**Input data:**
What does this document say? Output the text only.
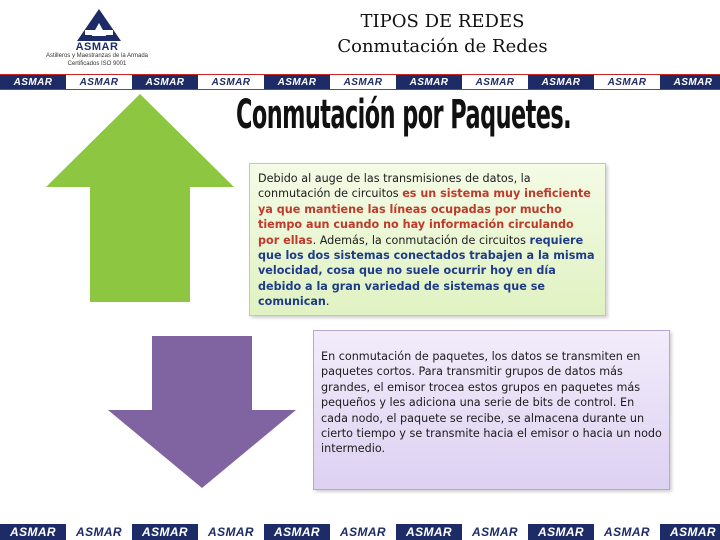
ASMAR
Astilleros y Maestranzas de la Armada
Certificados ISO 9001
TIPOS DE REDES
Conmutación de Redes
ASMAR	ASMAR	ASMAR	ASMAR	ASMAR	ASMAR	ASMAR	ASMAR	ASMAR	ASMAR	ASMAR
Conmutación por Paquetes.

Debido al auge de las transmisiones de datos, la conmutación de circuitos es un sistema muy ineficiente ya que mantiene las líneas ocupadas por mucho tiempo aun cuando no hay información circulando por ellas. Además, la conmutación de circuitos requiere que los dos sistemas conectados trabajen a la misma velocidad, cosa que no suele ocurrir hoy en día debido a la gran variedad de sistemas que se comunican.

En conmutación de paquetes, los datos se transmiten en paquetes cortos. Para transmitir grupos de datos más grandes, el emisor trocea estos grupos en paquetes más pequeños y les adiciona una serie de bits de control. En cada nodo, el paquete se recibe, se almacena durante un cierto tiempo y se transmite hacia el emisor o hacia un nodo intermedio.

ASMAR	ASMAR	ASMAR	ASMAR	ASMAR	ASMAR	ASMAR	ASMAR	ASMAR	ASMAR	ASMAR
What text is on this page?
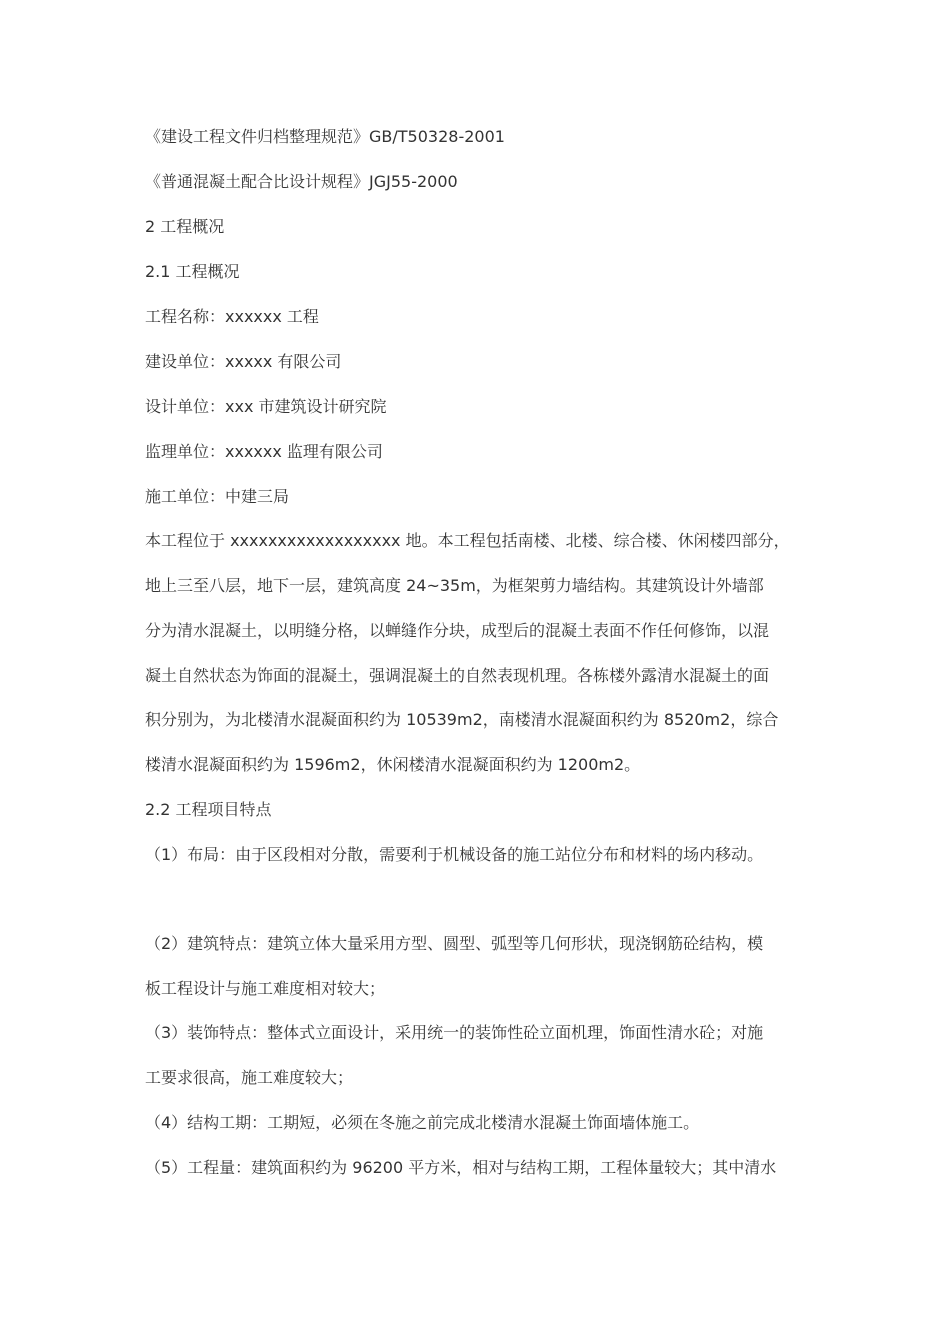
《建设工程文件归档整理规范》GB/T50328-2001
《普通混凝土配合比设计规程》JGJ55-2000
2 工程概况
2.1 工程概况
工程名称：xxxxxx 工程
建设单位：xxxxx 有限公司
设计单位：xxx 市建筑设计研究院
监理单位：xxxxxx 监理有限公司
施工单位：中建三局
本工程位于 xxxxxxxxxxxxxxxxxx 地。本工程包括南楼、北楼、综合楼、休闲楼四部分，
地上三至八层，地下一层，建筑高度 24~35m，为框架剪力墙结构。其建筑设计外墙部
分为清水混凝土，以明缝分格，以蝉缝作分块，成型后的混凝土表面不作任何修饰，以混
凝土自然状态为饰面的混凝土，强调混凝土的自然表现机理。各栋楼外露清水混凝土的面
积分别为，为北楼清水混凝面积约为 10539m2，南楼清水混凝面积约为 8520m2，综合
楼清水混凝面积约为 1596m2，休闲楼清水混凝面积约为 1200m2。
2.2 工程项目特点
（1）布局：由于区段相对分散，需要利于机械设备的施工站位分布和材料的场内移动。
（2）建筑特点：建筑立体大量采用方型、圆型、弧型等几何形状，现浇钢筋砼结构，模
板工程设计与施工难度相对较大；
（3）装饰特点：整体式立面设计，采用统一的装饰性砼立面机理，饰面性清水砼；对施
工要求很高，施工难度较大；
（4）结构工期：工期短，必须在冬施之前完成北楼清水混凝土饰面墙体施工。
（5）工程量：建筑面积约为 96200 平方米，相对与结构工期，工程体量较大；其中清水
...
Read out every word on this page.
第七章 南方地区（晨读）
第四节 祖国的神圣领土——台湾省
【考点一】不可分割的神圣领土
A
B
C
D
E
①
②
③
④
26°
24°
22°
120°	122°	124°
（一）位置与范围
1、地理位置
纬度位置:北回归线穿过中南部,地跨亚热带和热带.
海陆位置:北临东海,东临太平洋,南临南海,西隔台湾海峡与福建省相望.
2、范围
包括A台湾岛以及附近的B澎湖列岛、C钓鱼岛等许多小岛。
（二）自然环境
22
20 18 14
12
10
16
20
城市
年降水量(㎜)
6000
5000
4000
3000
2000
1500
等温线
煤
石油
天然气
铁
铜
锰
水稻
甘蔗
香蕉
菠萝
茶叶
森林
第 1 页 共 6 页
---
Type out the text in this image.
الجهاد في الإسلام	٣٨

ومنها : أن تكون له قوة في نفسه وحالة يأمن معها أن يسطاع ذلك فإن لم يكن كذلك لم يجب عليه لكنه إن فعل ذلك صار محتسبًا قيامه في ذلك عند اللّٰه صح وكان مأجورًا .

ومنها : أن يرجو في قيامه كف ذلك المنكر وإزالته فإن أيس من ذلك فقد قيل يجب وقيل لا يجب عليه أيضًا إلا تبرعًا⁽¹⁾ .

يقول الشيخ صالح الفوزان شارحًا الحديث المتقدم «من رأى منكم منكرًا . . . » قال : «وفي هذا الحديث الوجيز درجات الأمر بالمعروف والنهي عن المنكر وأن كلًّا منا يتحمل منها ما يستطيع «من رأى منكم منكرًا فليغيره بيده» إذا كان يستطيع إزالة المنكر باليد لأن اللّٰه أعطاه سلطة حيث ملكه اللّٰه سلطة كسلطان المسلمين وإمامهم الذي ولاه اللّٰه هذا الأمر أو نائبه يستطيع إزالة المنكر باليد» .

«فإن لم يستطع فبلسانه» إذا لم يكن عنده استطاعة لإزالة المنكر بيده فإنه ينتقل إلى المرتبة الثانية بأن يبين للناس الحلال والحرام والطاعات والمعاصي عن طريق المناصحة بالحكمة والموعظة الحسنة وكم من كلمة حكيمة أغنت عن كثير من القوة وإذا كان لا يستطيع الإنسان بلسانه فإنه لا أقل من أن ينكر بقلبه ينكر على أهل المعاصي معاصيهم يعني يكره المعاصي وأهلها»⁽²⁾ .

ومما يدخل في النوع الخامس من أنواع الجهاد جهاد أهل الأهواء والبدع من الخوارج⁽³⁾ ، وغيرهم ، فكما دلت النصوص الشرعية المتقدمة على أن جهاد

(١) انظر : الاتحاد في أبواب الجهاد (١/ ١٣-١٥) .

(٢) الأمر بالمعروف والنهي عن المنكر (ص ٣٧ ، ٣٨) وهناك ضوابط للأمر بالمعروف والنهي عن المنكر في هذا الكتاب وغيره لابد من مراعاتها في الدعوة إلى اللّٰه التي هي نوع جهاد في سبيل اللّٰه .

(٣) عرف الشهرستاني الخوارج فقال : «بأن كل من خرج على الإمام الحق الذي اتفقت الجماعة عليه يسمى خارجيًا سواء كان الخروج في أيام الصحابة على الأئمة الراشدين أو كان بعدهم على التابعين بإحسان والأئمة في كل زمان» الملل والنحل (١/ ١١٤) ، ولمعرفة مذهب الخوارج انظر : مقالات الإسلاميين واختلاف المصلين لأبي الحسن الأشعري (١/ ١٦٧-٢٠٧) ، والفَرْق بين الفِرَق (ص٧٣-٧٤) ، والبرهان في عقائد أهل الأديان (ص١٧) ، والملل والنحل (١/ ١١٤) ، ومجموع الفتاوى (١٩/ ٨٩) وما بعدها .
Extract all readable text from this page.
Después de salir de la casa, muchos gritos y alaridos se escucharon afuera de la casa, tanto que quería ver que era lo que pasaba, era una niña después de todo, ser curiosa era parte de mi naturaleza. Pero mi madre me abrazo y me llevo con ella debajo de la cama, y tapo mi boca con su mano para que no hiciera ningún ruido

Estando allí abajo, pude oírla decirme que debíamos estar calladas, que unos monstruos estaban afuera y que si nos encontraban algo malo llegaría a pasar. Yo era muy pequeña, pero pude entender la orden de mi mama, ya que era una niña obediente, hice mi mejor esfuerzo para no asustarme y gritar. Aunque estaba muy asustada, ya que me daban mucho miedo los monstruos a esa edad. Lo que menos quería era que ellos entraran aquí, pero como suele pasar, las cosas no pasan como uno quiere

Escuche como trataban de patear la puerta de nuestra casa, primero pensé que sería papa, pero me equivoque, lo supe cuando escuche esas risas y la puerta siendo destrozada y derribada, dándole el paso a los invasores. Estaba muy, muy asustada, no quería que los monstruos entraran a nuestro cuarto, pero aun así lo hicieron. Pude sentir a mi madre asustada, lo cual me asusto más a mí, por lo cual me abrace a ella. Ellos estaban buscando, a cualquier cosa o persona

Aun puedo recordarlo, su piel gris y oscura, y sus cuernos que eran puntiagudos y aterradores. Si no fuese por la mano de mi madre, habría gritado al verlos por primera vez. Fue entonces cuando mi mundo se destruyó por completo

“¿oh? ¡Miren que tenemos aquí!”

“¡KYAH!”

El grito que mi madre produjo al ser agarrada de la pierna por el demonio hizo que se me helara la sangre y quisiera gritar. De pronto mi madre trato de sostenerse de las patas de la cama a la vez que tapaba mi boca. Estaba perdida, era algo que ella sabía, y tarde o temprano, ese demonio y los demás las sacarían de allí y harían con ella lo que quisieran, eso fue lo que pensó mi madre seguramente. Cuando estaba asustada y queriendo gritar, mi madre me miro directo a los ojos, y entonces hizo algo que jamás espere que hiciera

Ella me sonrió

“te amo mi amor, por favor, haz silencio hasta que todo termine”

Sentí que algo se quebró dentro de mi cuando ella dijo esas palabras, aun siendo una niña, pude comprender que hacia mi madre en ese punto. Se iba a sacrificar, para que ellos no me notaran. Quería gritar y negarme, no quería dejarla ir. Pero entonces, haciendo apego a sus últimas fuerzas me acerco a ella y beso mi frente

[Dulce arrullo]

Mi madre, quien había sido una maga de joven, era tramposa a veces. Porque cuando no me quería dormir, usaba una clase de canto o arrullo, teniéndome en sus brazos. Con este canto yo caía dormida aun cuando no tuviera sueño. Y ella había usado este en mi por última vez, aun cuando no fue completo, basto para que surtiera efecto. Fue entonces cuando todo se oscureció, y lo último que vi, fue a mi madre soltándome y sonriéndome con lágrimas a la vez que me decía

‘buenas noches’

**Your task:** Return every line from the records above that holds the word "mano".

**Written solution:**
Después de salir de la casa, muchos gritos y alaridos se escucharon afuera de la casa, tanto que quería ver que era lo que pasaba, era una niña después de todo, ser curiosa era parte de mi naturaleza. Pero mi madre me abrazo y me llevo con ella debajo de la cama, y tapo mi boca con su mano para que no hiciera ningún ruido
Aun puedo recordarlo, su piel gris y oscura, y sus cuernos que eran puntiagudos y aterradores. Si no fuese por la mano de mi madre, habría gritado al verlos por primera vez. Fue entonces cuando mi mundo se destruyó por completo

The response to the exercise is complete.